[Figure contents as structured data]

------------------------

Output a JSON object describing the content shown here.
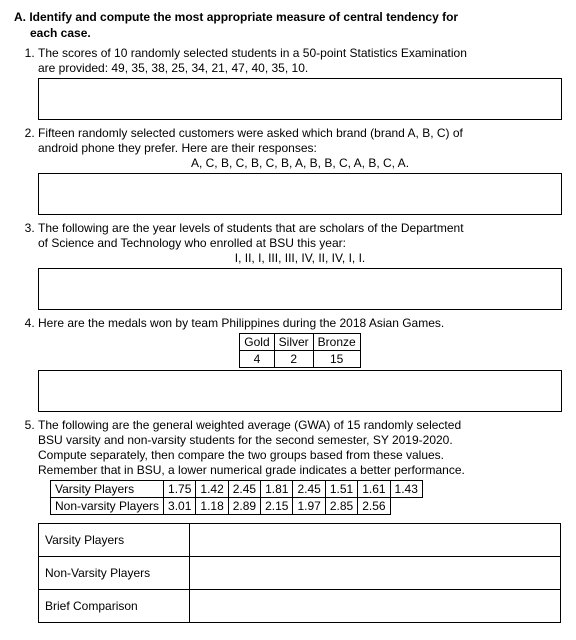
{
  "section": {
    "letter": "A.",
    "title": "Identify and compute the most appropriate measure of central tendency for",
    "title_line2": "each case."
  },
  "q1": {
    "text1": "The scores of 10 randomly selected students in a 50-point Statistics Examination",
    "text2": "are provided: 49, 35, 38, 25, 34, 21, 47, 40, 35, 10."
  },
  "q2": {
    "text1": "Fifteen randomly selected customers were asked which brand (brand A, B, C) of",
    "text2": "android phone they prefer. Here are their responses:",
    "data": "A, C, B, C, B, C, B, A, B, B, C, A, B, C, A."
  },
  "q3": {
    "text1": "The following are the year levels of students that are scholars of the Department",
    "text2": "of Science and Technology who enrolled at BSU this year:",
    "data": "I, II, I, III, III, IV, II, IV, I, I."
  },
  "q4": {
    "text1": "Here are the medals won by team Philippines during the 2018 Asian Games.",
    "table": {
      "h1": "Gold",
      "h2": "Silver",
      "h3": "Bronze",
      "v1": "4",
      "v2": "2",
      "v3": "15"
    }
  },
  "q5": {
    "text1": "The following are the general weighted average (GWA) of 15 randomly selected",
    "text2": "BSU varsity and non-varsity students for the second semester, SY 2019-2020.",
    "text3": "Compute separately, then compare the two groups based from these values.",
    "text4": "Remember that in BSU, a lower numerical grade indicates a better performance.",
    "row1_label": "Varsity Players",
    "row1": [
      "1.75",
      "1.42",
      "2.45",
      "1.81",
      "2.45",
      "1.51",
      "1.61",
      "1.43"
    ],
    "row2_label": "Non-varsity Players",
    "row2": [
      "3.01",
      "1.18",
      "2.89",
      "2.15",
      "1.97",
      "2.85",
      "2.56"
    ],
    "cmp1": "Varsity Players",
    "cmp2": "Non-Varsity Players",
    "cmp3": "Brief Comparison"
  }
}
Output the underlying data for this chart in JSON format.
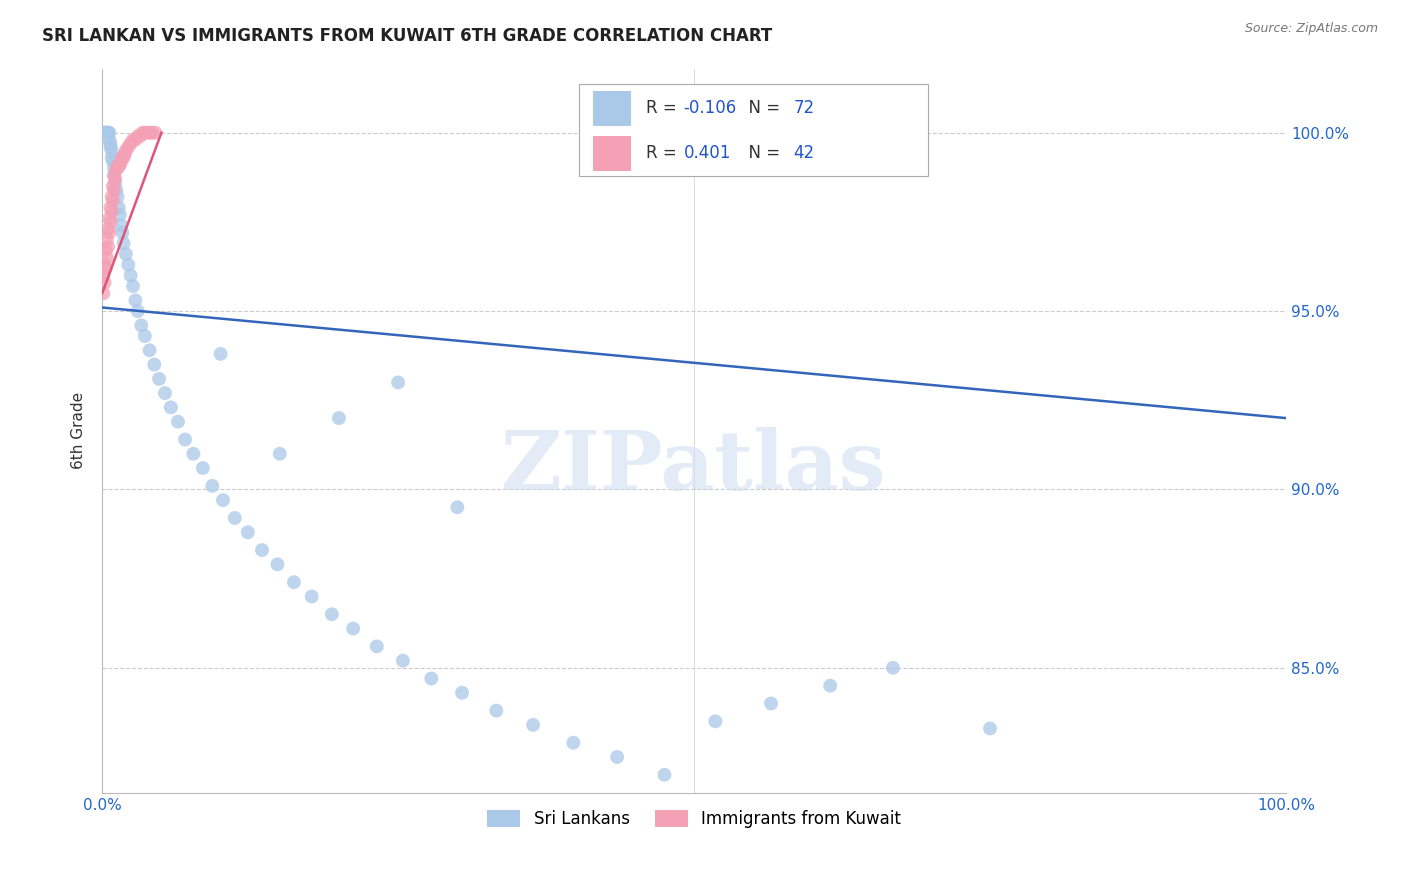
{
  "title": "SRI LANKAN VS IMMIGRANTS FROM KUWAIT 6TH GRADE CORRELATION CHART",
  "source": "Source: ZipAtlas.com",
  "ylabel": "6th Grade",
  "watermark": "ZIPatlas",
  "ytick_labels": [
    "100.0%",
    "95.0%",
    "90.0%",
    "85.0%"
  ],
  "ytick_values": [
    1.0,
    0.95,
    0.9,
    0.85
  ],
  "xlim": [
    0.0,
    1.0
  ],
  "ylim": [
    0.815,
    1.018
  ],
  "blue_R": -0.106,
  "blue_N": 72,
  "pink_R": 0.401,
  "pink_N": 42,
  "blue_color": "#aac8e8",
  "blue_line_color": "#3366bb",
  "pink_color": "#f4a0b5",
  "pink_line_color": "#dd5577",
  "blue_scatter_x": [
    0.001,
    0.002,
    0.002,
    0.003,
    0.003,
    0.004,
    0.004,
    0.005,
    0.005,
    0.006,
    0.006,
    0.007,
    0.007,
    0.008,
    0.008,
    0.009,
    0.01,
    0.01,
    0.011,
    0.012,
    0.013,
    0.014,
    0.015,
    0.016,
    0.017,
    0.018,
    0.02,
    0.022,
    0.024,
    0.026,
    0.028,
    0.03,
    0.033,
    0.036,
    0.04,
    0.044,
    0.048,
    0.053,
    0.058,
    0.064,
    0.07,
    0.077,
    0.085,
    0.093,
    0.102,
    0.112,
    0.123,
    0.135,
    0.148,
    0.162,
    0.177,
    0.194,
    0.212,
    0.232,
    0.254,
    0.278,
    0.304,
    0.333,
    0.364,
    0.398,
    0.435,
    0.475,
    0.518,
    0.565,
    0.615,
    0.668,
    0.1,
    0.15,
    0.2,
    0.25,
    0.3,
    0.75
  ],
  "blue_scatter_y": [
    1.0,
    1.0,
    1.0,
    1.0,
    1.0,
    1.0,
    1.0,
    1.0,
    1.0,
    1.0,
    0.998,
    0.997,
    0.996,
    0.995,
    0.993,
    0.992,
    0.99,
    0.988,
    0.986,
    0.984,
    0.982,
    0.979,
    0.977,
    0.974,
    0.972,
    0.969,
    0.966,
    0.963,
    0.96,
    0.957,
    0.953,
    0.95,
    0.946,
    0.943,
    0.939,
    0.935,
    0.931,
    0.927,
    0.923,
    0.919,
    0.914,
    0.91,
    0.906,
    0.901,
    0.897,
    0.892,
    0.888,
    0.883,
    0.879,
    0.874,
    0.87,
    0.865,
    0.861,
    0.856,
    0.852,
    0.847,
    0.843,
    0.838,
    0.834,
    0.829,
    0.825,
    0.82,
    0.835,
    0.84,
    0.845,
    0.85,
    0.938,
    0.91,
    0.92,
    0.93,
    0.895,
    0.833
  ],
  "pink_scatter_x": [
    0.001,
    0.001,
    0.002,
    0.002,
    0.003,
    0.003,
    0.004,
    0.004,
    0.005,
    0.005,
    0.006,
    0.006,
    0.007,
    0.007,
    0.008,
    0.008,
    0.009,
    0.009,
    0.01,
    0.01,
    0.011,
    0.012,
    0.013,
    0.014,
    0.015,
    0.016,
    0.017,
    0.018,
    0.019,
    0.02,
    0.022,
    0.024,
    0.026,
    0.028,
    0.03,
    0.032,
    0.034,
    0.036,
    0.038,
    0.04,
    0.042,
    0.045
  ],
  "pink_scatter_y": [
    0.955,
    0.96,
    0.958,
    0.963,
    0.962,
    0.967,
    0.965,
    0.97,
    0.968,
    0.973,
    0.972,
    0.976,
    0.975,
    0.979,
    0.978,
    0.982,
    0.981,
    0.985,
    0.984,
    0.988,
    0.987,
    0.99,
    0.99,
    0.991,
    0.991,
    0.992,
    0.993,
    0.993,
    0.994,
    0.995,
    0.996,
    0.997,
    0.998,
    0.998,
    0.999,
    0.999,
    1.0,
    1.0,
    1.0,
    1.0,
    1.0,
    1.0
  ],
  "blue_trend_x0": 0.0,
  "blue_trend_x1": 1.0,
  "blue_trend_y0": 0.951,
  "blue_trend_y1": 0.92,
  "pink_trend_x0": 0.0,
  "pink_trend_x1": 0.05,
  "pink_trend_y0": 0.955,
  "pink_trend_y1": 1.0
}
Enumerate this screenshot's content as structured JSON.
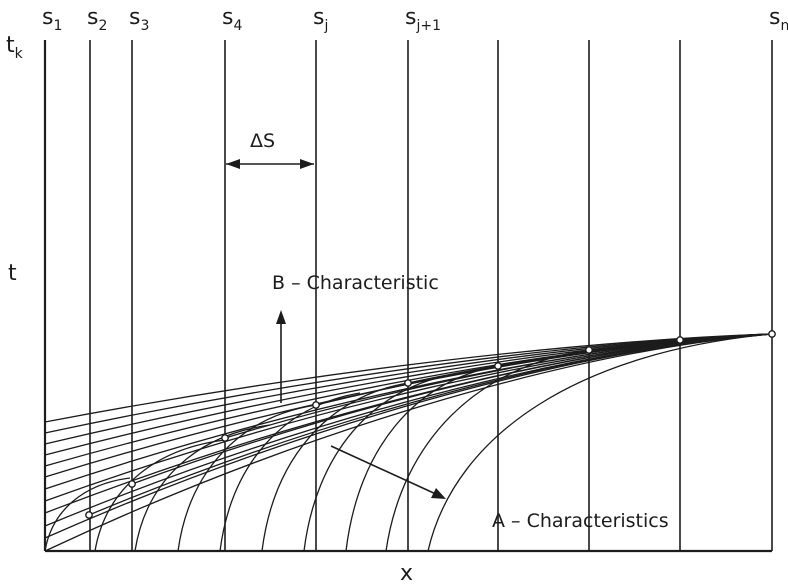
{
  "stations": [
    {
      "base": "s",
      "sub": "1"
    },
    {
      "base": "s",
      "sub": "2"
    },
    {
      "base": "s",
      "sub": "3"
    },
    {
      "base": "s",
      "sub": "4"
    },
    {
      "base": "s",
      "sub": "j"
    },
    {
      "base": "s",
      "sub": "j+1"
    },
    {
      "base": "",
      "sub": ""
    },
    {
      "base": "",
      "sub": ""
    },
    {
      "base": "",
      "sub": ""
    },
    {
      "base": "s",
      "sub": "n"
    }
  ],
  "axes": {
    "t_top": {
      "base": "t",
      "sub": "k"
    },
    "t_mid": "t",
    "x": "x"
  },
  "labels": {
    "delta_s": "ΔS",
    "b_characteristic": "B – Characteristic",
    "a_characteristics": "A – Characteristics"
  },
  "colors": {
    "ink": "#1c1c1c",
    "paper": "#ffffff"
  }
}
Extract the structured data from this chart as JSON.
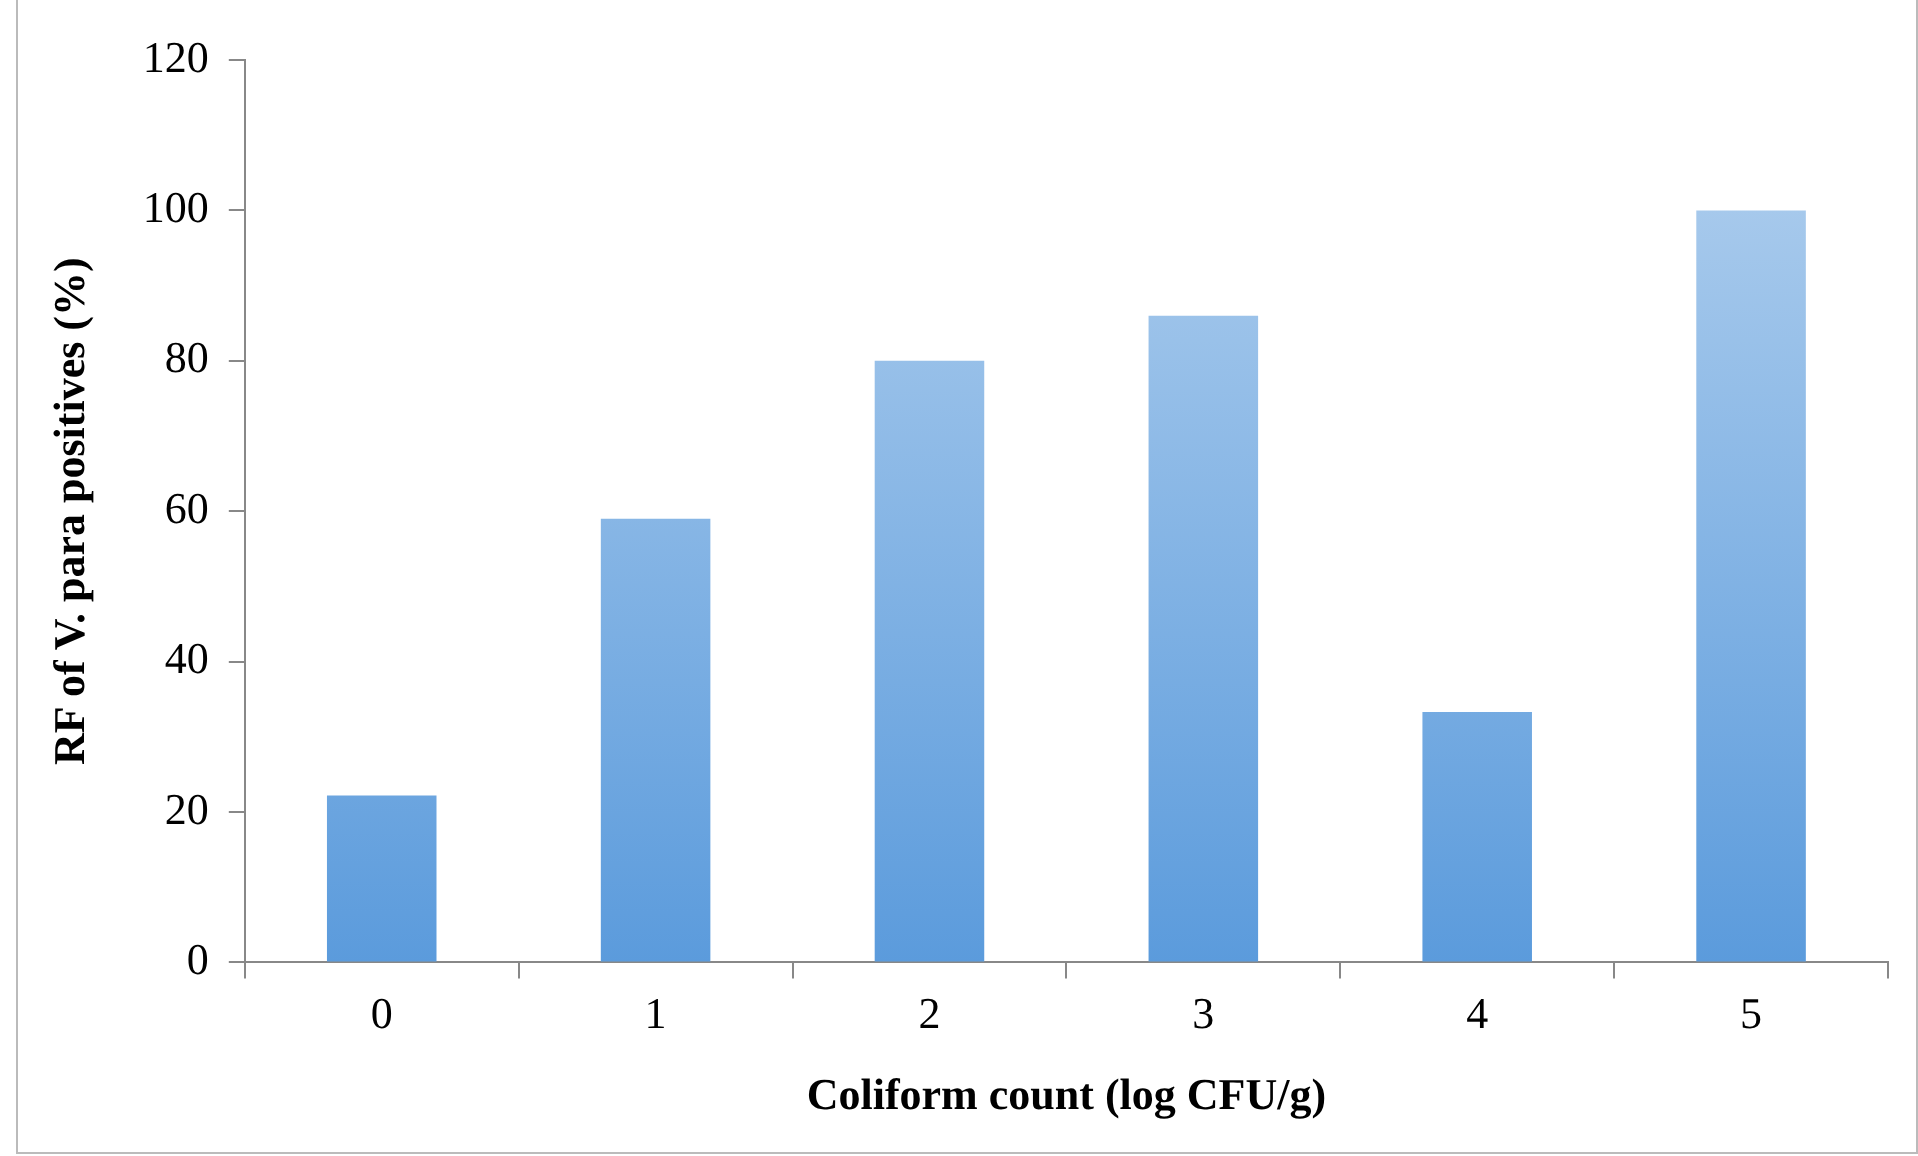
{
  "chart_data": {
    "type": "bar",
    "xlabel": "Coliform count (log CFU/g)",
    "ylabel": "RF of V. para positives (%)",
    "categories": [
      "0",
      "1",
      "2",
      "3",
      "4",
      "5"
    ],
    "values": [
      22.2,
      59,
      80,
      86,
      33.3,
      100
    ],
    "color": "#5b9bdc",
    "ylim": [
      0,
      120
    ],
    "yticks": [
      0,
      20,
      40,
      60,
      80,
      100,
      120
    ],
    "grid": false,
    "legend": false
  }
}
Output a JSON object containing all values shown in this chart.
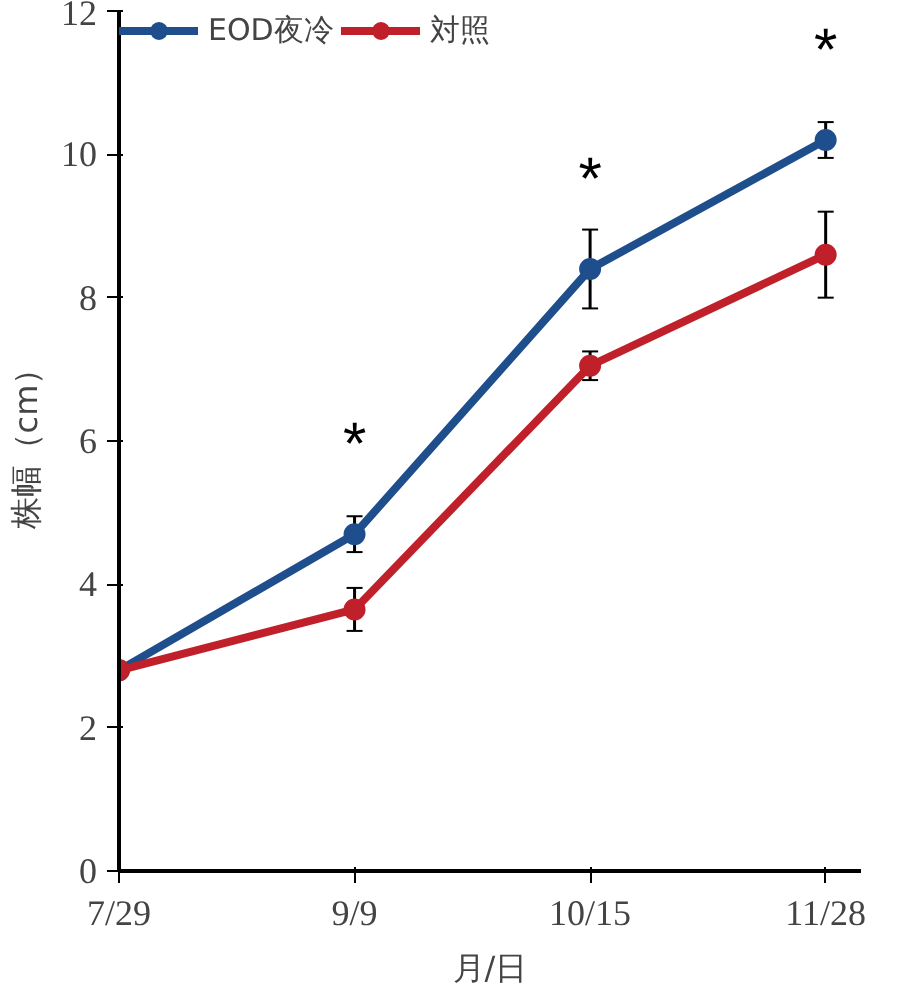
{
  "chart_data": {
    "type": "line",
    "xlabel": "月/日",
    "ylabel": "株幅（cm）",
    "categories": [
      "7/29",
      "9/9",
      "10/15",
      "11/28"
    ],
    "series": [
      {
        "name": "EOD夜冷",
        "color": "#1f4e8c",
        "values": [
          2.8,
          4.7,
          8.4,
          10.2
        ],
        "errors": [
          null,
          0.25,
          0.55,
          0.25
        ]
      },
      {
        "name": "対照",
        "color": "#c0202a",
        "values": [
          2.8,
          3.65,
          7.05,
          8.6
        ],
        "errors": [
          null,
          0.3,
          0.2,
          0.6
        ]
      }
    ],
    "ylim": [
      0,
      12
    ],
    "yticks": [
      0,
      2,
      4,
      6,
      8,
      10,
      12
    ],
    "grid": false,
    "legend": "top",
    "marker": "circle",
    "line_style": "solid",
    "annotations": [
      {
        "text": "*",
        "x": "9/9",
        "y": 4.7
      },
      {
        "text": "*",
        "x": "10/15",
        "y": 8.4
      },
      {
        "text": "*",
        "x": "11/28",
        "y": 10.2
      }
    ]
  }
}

------------------------

[The task]
Search the lines for the word "year" and report how many contain it, by number only.

[Response]
2